((

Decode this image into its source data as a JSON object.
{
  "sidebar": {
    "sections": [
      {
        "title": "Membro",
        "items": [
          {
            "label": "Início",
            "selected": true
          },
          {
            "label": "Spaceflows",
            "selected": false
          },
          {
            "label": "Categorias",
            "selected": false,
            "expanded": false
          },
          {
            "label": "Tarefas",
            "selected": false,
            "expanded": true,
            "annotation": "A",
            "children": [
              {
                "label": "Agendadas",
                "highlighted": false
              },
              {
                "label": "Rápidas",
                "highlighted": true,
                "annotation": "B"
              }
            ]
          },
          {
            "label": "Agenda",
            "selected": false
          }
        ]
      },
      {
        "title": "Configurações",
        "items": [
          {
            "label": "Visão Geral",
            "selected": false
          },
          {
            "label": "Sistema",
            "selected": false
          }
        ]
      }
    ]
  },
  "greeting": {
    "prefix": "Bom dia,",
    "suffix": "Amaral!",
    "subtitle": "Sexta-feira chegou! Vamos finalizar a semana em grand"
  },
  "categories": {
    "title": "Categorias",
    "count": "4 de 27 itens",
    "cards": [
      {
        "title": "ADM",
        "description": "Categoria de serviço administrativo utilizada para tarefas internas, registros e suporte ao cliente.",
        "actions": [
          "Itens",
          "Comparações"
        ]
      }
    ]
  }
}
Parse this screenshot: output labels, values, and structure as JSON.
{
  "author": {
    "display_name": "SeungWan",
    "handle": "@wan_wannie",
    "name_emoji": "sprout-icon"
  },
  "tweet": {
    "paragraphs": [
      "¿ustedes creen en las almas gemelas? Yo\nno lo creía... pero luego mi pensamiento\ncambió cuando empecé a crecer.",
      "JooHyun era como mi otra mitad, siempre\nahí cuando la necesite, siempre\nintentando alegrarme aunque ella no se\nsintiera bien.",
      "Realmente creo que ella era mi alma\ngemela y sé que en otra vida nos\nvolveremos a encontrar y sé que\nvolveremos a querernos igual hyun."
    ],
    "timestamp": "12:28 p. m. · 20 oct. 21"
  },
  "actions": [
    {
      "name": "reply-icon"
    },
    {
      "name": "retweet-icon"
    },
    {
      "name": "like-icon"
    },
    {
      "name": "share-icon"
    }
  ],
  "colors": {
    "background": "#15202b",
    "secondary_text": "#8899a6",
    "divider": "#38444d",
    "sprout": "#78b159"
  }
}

))

Filter the records for lines holding the string "Categorias". Copy each one.

            "label": "Categorias",
    "title": "Categorias",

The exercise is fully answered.